Start of SUPPLIED DATA

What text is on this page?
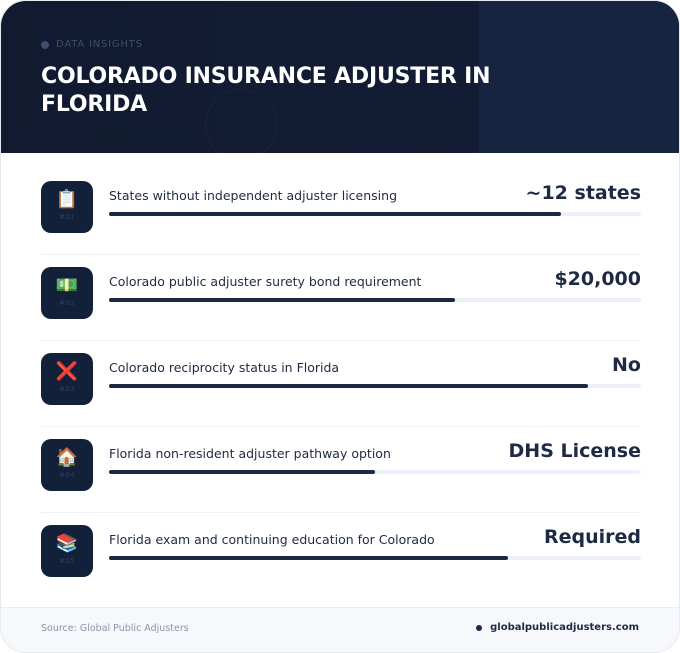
DATA INSIGHTS
COLORADO INSURANCE ADJUSTER IN FLORIDA
📋
#01
States without independent adjuster licensing	~12 states
💵
#02
Colorado public adjuster surety bond requirement	$20,000
❌
#03
Colorado reciprocity status in Florida	No
🏠
#04
Florida non-resident adjuster pathway option	DHS License
📚
#05
Florida exam and continuing education for Colorado	Required
Source: Global Public Adjusters	globalpublicadjusters.com
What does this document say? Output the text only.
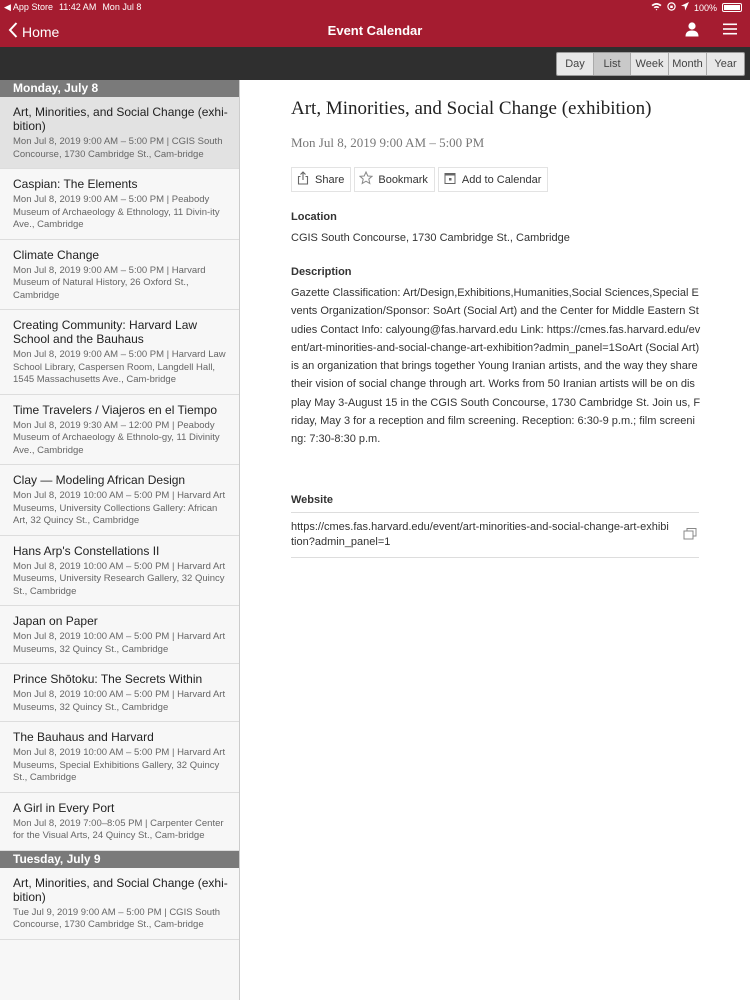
◀ App Store 11:42 AM Mon Jul 8	100%
Home	Event Calendar
Day	List	Week Month	Year
Monday, July 8
Art, Minorities, and Social Change (exhi-bition)
Mon Jul 8, 2019 9:00 AM – 5:00 PM | CGIS South Concourse, 1730 Cambridge St., Cam-bridge
Caspian: The Elements
Mon Jul 8, 2019 9:00 AM – 5:00 PM | Peabody Museum of Archaeology & Ethnology, 11 Divin-ity Ave., Cambridge
Climate Change
Mon Jul 8, 2019 9:00 AM – 5:00 PM | Harvard Museum of Natural History, 26 Oxford St., Cambridge
Creating Community: Harvard Law School and the Bauhaus
Mon Jul 8, 2019 9:00 AM – 5:00 PM | Harvard Law School Library, Caspersen Room, Langdell Hall, 1545 Massachusetts Ave., Cam-bridge
Time Travelers / Viajeros en el Tiempo
Mon Jul 8, 2019 9:30 AM – 12:00 PM | Peabody Museum of Archaeology & Ethnolo-gy, 11 Divinity Ave., Cambridge
Clay — Modeling African Design
Mon Jul 8, 2019 10:00 AM – 5:00 PM | Harvard Art Museums, University Collections Gallery: African Art, 32 Quincy St., Cambridge
Hans Arp's Constellations II
Mon Jul 8, 2019 10:00 AM – 5:00 PM | Harvard Art Museums, University Research Gallery, 32 Quincy St., Cambridge
Japan on Paper
Mon Jul 8, 2019 10:00 AM – 5:00 PM | Harvard Art Museums, 32 Quincy St., Cambridge
Prince Shōtoku: The Secrets Within
Mon Jul 8, 2019 10:00 AM – 5:00 PM | Harvard Art Museums, 32 Quincy St., Cambridge
The Bauhaus and Harvard
Mon Jul 8, 2019 10:00 AM – 5:00 PM | Harvard Art Museums, Special Exhibitions Gallery, 32 Quincy St., Cambridge
A Girl in Every Port
Mon Jul 8, 2019 7:00–8:05 PM | Carpenter Center for the Visual Arts, 24 Quincy St., Cam-bridge
Tuesday, July 9
Art, Minorities, and Social Change (exhi-bition)
Tue Jul 9, 2019 9:00 AM – 5:00 PM | CGIS South Concourse, 1730 Cambridge St., Cam-bridge
Art, Minorities, and Social Change (exhibition)
Mon Jul 8, 2019 9:00 AM – 5:00 PM
Share	Bookmark	Add to Calendar
Location
CGIS South Concourse, 1730 Cambridge St., Cambridge
Description
Gazette Classification: Art/Design,Exhibitions,Humanities,Social Sciences,Special Events Organization/Sponsor: SoArt (Social Art) and the Center for Middle Eastern Studies Contact Info: calyoung@fas.harvard.edu Link: https://cmes.fas.harvard.edu/event/art-minorities-and-social-change-art-exhibition?admin_panel=1SoArt (Social Art) is an organization that brings together Young Iranian artists, and the way they share their vision of social change through art. Works from 50 Iranian artists will be on display May 3-August 15 in the CGIS South Concourse, 1730 Cambridge St. Join us, Friday, May 3 for a reception and film screening. Reception: 6:30-9 p.m.; film screening: 7:30-8:30 p.m.
Website
https://cmes.fas.harvard.edu/event/art-minorities-and-social-change-art-exhibition?admin_panel=1
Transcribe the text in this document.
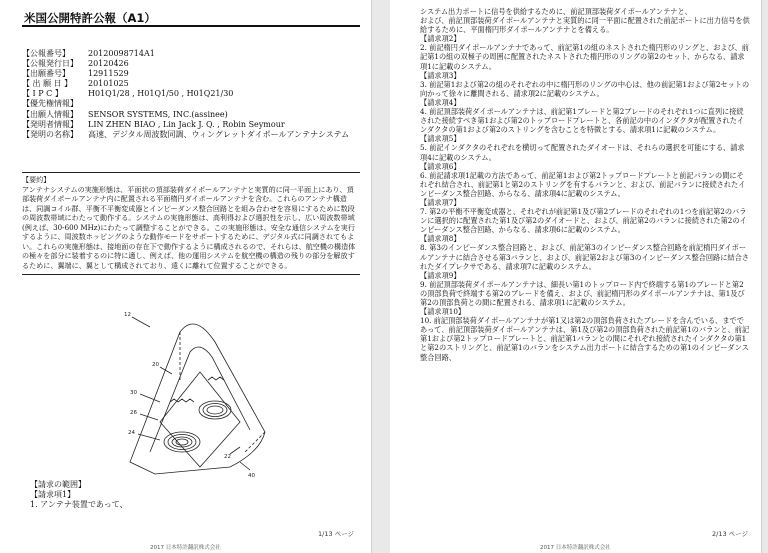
米国公開特許公報（A1）
【公報番号】	20120098714A1
【公報発行日】	20120426
【出願番号】	12911529
【 出 願 日 】	20101025
【 I P C 】	H01Q1/28 , H01Q1/50 , H01Q21/30
【優先権情報】
【出願人情報】	SENSOR SYSTEMS, INC.(assinee)
【発明者情報】	LIN ZHEN BIAO , Lin Jack J. Q. , Robin Seymour
【発明の名称】	高速、デジタル周波数同調、ウィングレットダイポールアンテナシステム
【要約】
アンテナシステムの実施形態は、平面状の頂部装荷ダイポールアンテナと実質的に同一平面上にあり、頂部装荷ダイポールアンテナ内に配置される平面楕円ダイポールアンテナを含む。これらのアンテナ構造は、同調コイル群、平衡不平衡変成器とインピーダンス整合回路とを組み合わせを容易にするために数段の周波数帯域にわたって動作する。システムの実施形態は、高利得および選択性を示し、広い周波数帯域(例えば、30-600 MHz)にわたって調整することができる。この実施形態は、安全な通信システムを実行するように、周波数ホッピングのような動作モードをサポートするために、デジタル式に同調されてもよい。これらの実施形態は、接地面の存在下で動作するように構成されるので、それらは、航空機の構造体の極々を部分に装着するのに特に適し、例えば、他の運用システムを航空機の構造の残りの部分を解放するために、翼端に、翼として構成されており、遠くに離れて位置することができる。
12
20
30
26
24
22
40
【請求の範囲】
【請求項1】
1. アンテナ装置であって、
1/13 ページ
2017 日本特許翻訳株式会社
システム出力ポートに信号を供給するために、前記頂部装荷ダイポールアンテナと、
および、前記頂部装荷ダイポールアンテナと実質的に同一平面に配置された前記ポートに出力信号を供給するために、平面楕円形ダイポールアンテナとを備える。
【請求項2】
2. 前記楕円ダイポールアンテナであって、前記第1の組のネストされた楕円形のリングと、および、前記第1の組の双極子の周囲に配置されたネストされた楕円形のリングの第2のセット、からなる、請求項1に記載のシステム。
【請求項3】
3. 前記第1および第2の組のそれぞれの中に楕円形のリングの中心は、他の前記第1および第2セットの向かって徐々に離間される、請求項2に記載のシステム。
【請求項4】
4. 前記頂部装荷ダイポールアンテナは、前記第1ブレードと第2ブレードのそれぞれ1つに直列に接続された接続すべき第1および第2のトップロードプレートと、各前記の中のインダクタが配置されたインダクタの第1および第2のストリングを含むことを特徴とする、請求項1に記載のシステム。
【請求項5】
5. 前記インダクタのそれぞれを横切って配置されたダイオードは、それらの選択を可能にする、請求項4に記載のシステム。
【請求項6】
6. 前記請求項1記載の方法であって、前記第1および第2トップロードプレートと前記バランの間にそれぞれ結合され、前記第1と第2のストリングを有するバランと、および、前記バランに接続されたインピーダンス整合回路、からなる、請求項4に記載のシステム。
【請求項7】
7. 第2の平衡不平衡変成器と、それぞれが前記第1及び第2ブレードのそれぞれの1つを前記第2のバランに選択的に配置された第1及び第2のダイオードと、および、前記第2のバランに接続された第2のインピーダンス整合回路、からなる、請求項6に記載のシステム。
【請求項8】
8. 第3のインピーダンス整合回路と、および、前記第3のインピーダンス整合回路を前記楕円ダイポールアンテナに結合させる第3バランと、および、前記第2および第3のインピーダンス整合回路に結合されたダイプレクサである、請求項7に記載のシステム。
【請求項9】
9. 前記頂部装荷ダイポールアンテナは、細長い第1のトップロード内で終端する第1のブレードと第2の頂部負荷で終端する第2のブレードを備え、および、前記楕円形のダイポールアンテナは、第1及び第2の頂部負荷との間に配置される、請求項1に記載のシステム。
【請求項10】
10. 前記頂部装荷ダイポールアンテナが第1又は第2の頂部負荷されたブレードを含んでいる、までであって、前記頂部装荷ダイポールアンテナは、第1及び第2の頂部負荷された前記第1のバランと、前記第1および第2トップロードプレートと、前記第1バランとの間にそれぞれ接続されたインダクタの第1と第2のストリングと、前記第1のバランをシステム出力ポートに結合するための第1のインピーダンス整合回路、
2/13 ページ
2017 日本特許翻訳株式会社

End of SUPPLIED DATA

OBJECTIVE:
From the entries above, copy every line where the word "School" shows up.

WRITTEN REPLY:
Creating Community: Harvard Law School and the Bauhaus
Mon Jul 8, 2019 9:00 AM – 5:00 PM | Harvard Law School Library, Caspersen Room, Langdell Hall, 1545 Massachusetts Ave., Cam-bridge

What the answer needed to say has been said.